December 2, 2017

The Last Three of the Eleven Books That Influenced Me Most, Which I Therefore Often Recommend

Last month, I wrote about eight of the books that influenced me the most when I was a kid. They ranged from what was essentially Star Wars fanfiction to a catalogue, and they all played a major part in making me the reader I am today.

The following three books, however, are the big ones. The major leagues of making Meg. While I may go back to those other eight on occasion for nostalgia, laughs, and tears, these three are the ones I read every year. And the great thing about that? My reading and understanding of them as matured as I have. Each time I pick up something new, something that makes me stop and say, “Huh” or “Oh!” It’s an awesome feeling.

Do you have any books like that? If so, let me know! I’m always looking for new things to read.


The summer before fifth grade I was bored. Wander-around-the-house, flop-on-pieces-of-furniture, whine-and-complain bored. It was a really hot summer that year, and muggy, too, so I couldn’t go outside much. My brother and I had to share the video game system, and more often than not my mom had Donkey Kong up on the SNES because she couldn’t save her game, so neither he nor I could play anyway. My friends all lived in other neighborhoods, so I needed a ride to go visit them. There weren’t any day camps or anything like that in my town, either, and I was too young to get dropped off at the pool for the day without an adult to watch out for me. I couldn’t even go to the library by myself–I’d need a ride, and even then, there wasn’t any place for me hang out and just read. It was absolutely miserable.

So one particularly bad day my dad finally got fed up with my complaining and dragged me downstairs to his office. This was sacred territory. No one, not even my mom, was allowed in without his permission. But that day, he brought me in, went over his his personal bookshelf (if his office was off-limits, his bookshelf was triply so), and pulled down a paperback book. He handed it to me and told me to go read.

That book was Ender’s Game.

On the surface, it’s a pretty basic tale: a young boy is taken from his family and sent into space and learns how to play this zero-G game and to be a leader. Honestly, that’s probably about as much as I got from it when I was ten. When I was eleven, though, I picked up on some foreshadowing. At twelve, the metaphor of the Giant’s Drink. Every year I kept going back to it and finding something new. It wasn’t until college that I finally understood the importance of the philosophy, and right now, the way the father is swayed by the terrible, terrifyingly radical views on the newsfeed seems especially relevant.

*TASKS TO PERFORM:*
1 - Decide whether each statement agrees with the blog post about influential books. Answer yes or no, and quote the words of the post that settle it.
(a) The writer's father handed the writer the paperback to read.
(b) The writer's mother could enter the father's office whenever she wanted.
(c) The writer first read Ender's Game at age twelve.
2 - Print the passage of the blog post about influential books that starts at "December 2, 2017" and ends at "an awesome feeling.".
3 - Name every member of the writer's own family who appears in the blog post's account of the summer before fifth grade.
The material that follows the blog post was taken from a different source.

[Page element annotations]
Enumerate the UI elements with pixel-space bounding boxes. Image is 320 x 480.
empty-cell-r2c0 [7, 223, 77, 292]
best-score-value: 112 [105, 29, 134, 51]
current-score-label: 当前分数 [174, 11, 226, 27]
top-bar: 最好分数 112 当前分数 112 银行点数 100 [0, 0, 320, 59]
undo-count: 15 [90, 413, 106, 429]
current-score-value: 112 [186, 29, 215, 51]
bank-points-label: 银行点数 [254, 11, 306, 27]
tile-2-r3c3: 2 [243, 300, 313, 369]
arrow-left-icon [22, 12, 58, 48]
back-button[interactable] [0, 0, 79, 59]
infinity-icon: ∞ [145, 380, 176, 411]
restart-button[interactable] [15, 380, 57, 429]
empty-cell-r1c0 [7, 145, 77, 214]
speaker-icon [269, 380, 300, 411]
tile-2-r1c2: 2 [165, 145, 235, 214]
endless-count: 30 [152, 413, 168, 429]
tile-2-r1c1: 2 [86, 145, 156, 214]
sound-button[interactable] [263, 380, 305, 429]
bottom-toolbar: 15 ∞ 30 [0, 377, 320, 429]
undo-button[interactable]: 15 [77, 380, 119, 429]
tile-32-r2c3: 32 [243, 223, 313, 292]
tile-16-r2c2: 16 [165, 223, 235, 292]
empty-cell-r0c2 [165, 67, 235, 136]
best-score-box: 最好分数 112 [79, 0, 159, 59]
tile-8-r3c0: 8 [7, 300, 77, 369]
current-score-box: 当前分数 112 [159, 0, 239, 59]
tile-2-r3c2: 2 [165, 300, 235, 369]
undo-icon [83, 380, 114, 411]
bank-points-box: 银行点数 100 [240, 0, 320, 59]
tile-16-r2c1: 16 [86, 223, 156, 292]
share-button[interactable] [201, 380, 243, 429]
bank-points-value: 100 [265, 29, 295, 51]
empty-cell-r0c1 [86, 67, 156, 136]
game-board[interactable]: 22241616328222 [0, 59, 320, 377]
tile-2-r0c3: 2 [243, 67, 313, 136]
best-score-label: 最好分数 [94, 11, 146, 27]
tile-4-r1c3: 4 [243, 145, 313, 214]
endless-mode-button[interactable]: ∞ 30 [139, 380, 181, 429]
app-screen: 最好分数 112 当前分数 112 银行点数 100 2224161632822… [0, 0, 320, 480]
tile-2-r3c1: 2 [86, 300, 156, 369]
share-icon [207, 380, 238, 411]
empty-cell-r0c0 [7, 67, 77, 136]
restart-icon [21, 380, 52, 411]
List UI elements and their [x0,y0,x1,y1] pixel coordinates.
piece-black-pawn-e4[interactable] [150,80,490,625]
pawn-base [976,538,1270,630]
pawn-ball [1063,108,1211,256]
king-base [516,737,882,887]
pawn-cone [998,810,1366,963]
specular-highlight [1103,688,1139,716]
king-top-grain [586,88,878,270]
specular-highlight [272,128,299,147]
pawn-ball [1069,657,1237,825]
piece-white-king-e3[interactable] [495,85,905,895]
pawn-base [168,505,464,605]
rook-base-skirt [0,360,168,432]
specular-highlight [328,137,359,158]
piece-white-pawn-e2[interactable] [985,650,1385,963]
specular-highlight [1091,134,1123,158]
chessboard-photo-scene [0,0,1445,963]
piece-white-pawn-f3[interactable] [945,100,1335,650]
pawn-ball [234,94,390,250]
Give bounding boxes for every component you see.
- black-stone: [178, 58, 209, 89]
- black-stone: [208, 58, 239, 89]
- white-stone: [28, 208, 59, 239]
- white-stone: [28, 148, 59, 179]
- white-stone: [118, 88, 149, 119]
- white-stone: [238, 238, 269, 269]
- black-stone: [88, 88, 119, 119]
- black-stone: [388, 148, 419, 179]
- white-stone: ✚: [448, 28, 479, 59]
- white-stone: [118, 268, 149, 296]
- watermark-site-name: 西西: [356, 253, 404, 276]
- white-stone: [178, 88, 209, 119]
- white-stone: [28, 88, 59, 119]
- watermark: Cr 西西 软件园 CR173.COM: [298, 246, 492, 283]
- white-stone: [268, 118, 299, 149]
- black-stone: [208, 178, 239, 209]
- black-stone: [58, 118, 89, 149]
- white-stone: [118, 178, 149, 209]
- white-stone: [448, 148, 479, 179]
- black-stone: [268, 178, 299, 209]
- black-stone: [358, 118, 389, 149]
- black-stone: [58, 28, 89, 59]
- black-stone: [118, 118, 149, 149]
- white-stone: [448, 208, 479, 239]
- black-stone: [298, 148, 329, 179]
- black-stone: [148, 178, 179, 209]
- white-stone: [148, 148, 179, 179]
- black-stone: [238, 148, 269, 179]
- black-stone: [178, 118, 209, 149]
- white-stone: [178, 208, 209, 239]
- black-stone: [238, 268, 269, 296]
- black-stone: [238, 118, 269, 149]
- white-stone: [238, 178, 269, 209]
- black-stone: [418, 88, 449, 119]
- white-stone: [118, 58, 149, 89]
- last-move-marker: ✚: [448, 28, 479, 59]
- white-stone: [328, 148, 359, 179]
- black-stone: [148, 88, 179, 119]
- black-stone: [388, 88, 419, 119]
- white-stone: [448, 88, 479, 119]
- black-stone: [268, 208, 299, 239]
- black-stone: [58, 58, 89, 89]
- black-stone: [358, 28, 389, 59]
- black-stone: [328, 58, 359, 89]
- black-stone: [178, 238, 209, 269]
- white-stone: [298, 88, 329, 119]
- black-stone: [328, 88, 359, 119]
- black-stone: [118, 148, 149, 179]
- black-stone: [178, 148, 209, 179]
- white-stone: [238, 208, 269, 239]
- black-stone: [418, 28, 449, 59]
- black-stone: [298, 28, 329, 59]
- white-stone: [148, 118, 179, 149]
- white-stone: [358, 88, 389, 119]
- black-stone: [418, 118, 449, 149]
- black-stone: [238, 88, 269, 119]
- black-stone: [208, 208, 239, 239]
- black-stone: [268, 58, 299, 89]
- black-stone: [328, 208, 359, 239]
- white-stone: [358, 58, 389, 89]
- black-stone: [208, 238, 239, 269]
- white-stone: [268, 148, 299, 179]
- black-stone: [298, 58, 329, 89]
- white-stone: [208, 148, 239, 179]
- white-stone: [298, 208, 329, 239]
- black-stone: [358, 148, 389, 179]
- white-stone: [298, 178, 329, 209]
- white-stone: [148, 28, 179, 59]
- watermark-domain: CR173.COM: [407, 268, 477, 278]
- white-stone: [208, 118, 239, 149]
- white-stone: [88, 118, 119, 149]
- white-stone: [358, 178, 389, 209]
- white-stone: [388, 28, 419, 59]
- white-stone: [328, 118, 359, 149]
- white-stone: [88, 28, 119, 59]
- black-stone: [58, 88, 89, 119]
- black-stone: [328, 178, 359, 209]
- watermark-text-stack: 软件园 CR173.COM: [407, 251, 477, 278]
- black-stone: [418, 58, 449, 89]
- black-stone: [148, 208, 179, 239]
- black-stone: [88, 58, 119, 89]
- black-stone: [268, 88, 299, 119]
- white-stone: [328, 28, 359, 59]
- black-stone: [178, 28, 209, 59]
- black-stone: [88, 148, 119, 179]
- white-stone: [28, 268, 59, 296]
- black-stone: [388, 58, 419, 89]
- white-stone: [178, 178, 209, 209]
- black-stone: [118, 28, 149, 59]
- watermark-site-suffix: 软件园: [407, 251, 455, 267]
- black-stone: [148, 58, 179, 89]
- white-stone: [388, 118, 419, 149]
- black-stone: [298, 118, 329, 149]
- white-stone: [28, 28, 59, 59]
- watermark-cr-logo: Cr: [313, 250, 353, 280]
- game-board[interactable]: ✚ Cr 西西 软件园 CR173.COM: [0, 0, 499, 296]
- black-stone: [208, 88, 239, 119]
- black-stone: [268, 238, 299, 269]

*ANSWERS:*
1 -
(a) Yes: "He handed it to me and told me to go read."
(b) No: "No one, not even my mom, was allowed in without his permission."
(c) No: "Honestly, that’s probably about as much as I got from it when I was ten."

2 -
December 2, 2017

The Last Three of the Eleven Books That Influenced Me Most, Which I Therefore Often Recommend

Last month, I wrote about eight of the books that influenced me the most when I was a kid. They ranged from what was essentially Star Wars fanfiction to a catalogue, and they all played a major part in making me the reader I am today.

The following three books, however, are the big ones. The major leagues of making Meg. While I may go back to those other eight on occasion for nostalgia, laughs, and tears, these three are the ones I read every year. And the great thing about that? My reading and understanding of them as matured as I have. Each time I pick up something new, something that makes me stop and say, “Huh” or “Oh!” It’s an awesome feeling.

3 - Brother, mom, dad